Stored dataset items

====================

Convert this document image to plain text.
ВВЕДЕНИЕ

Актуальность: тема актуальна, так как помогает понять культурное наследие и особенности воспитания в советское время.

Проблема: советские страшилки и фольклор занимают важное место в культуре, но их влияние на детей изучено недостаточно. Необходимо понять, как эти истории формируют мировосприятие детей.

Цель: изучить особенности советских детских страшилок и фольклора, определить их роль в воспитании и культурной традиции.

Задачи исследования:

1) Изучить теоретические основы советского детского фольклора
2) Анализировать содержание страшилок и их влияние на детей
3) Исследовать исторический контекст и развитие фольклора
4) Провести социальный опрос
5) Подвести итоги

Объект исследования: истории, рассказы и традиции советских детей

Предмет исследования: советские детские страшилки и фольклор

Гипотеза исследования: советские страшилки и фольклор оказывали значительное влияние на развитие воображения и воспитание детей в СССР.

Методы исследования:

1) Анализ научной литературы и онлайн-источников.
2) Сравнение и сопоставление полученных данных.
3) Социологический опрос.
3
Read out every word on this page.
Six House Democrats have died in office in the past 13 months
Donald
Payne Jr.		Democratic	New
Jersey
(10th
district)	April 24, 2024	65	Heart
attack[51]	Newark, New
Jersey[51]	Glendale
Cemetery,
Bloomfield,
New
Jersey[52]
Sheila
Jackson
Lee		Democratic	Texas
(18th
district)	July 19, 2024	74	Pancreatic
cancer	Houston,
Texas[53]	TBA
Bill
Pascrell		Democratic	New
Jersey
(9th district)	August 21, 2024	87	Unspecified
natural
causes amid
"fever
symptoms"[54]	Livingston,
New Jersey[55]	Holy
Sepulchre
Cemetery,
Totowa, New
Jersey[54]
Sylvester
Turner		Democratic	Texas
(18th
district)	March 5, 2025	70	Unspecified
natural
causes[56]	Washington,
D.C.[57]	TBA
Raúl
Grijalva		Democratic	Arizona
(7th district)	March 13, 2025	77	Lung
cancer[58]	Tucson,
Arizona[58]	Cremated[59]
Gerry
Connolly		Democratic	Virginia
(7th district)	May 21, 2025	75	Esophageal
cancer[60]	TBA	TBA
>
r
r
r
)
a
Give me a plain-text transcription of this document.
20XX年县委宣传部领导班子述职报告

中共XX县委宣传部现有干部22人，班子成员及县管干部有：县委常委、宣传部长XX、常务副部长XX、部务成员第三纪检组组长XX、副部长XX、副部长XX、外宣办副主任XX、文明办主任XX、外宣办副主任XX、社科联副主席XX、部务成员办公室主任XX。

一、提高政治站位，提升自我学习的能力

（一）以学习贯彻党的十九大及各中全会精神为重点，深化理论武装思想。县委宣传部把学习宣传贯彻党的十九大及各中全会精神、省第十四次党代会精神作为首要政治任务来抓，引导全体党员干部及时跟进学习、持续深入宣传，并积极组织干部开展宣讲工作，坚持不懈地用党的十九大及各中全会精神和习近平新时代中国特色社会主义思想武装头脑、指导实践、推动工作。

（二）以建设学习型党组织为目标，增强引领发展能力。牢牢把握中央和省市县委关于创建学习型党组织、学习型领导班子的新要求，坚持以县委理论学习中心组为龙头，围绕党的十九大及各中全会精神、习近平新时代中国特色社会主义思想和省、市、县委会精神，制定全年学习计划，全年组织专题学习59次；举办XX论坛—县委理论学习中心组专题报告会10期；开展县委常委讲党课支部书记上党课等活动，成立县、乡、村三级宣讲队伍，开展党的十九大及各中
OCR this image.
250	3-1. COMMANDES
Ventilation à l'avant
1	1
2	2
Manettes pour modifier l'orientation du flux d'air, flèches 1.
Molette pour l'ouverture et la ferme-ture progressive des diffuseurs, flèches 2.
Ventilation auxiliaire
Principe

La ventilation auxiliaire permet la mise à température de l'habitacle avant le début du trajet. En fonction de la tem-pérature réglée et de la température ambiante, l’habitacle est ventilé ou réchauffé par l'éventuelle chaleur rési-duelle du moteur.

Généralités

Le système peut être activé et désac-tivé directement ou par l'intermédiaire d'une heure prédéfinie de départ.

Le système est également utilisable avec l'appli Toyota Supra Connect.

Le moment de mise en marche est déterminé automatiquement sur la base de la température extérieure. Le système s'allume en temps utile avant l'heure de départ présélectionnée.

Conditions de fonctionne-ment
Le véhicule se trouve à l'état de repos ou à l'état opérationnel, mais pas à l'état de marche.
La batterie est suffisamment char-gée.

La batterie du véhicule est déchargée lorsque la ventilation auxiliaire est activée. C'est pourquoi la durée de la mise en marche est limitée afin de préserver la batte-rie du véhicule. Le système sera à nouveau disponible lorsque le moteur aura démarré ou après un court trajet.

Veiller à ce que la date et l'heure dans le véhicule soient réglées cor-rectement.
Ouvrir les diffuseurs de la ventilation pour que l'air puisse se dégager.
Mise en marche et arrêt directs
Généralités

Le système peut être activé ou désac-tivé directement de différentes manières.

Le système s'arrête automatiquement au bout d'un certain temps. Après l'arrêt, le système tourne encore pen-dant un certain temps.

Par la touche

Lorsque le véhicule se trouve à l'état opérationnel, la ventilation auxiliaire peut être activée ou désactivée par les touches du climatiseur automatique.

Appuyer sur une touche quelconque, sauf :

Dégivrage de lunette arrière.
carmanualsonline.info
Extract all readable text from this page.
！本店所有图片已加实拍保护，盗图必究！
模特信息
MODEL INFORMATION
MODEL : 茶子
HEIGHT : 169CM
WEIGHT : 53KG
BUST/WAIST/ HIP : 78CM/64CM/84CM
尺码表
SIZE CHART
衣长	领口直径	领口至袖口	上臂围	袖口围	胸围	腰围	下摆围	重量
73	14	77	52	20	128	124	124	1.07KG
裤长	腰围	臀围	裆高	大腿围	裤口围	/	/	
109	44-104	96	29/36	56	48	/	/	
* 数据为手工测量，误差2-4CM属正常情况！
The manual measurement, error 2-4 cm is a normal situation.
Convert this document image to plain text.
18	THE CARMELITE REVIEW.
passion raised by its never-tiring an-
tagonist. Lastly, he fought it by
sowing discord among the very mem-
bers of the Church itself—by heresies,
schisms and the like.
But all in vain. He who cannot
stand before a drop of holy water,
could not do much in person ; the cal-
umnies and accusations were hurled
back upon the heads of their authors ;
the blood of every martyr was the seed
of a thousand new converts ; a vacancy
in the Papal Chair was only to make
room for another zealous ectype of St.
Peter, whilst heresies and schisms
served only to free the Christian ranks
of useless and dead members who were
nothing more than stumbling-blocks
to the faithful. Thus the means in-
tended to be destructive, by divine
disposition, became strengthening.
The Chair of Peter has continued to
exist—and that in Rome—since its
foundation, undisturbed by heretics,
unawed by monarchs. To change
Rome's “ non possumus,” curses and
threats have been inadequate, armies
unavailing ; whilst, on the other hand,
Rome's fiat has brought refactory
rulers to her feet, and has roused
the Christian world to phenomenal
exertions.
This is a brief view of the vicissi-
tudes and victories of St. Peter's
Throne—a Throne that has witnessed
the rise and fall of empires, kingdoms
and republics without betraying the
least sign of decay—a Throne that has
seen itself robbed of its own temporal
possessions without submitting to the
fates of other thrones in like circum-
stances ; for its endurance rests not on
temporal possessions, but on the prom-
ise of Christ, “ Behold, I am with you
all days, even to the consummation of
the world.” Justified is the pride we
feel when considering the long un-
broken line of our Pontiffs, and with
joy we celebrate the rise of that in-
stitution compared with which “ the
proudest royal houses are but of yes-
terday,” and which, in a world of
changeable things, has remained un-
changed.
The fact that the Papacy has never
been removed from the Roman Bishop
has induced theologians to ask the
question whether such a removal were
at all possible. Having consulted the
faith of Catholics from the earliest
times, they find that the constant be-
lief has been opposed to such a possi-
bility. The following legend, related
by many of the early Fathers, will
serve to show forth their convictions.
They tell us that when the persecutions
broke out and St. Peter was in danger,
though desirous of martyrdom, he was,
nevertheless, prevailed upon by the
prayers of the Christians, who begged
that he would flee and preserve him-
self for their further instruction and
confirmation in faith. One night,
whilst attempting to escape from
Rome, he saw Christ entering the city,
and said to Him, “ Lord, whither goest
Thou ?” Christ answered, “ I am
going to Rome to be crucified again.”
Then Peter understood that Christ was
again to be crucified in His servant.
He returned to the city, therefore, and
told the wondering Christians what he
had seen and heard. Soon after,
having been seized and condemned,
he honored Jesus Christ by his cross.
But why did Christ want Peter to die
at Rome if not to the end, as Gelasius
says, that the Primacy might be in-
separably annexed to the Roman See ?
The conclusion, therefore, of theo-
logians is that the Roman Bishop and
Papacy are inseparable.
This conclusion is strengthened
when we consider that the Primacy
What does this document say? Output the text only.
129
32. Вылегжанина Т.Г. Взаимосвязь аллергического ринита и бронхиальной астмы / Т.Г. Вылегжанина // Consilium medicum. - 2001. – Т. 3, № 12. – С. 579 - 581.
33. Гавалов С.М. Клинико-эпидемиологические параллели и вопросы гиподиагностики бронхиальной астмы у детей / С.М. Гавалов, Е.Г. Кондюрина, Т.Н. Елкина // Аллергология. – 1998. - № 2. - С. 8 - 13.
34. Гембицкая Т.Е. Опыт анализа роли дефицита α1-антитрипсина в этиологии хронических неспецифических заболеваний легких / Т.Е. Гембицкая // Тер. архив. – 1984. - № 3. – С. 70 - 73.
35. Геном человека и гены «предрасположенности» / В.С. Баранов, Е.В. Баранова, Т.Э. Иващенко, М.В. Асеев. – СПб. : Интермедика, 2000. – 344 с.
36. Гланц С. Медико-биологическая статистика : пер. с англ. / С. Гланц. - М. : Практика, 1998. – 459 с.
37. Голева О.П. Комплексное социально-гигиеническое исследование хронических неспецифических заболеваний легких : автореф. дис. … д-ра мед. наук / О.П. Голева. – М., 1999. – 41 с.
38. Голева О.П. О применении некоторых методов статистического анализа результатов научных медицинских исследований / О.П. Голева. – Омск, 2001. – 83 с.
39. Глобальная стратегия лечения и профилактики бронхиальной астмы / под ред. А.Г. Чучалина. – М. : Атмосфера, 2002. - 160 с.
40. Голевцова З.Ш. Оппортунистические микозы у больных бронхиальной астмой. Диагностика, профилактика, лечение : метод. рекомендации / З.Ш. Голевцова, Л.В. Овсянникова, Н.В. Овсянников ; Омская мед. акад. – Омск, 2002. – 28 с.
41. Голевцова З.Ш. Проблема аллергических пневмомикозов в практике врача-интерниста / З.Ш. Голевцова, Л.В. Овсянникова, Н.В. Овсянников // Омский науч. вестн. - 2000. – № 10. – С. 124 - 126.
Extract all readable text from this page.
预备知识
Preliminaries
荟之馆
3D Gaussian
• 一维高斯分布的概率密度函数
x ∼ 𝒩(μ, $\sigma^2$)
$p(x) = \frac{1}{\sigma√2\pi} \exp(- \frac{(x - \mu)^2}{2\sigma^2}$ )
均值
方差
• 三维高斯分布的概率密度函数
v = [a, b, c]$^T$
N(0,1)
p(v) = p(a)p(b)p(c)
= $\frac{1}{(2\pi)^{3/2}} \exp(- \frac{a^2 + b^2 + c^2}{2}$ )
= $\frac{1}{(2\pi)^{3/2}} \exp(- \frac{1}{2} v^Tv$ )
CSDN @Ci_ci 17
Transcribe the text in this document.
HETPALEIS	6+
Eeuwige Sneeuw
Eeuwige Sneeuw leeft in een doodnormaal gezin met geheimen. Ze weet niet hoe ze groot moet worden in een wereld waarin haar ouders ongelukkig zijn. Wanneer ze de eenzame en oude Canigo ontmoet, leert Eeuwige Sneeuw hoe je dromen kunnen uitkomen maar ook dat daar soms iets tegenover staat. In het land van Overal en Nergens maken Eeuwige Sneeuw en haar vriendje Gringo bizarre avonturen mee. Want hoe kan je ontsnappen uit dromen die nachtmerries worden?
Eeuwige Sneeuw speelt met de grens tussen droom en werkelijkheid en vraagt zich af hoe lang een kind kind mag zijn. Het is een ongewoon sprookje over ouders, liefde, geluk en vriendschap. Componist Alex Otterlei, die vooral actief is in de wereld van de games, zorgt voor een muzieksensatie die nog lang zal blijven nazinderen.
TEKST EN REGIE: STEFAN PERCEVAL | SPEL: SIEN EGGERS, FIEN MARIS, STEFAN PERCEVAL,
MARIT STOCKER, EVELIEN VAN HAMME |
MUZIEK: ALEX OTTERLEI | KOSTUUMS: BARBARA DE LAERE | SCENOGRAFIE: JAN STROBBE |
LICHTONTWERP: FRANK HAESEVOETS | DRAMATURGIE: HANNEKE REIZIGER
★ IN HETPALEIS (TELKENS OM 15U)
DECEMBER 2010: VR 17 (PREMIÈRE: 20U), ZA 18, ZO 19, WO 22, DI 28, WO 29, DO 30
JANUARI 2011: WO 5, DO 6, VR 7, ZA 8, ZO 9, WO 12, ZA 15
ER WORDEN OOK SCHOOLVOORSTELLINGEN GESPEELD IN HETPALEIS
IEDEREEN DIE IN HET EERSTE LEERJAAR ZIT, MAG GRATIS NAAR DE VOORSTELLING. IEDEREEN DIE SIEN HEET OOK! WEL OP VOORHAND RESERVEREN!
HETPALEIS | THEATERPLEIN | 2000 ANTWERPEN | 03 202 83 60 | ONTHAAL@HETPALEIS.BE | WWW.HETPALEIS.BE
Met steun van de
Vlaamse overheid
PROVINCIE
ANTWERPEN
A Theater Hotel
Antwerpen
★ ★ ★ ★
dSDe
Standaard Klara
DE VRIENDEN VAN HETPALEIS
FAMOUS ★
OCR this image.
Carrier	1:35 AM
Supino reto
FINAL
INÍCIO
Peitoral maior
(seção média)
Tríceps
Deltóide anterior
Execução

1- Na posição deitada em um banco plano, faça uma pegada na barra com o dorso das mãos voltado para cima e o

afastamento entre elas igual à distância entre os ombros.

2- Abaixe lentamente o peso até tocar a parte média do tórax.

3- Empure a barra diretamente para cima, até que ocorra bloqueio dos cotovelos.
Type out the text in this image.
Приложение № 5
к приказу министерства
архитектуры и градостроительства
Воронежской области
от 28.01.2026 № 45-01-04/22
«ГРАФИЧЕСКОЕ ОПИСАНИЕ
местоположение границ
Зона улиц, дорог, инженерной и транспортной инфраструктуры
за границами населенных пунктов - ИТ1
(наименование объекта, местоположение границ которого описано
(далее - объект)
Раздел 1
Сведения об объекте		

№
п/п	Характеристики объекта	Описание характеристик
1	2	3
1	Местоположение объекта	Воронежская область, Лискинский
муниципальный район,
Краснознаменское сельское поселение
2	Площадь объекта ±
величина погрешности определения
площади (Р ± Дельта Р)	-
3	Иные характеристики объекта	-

====================

Aim: Return solely the number of lines in the data that include the word "without".

Exercise solution: 2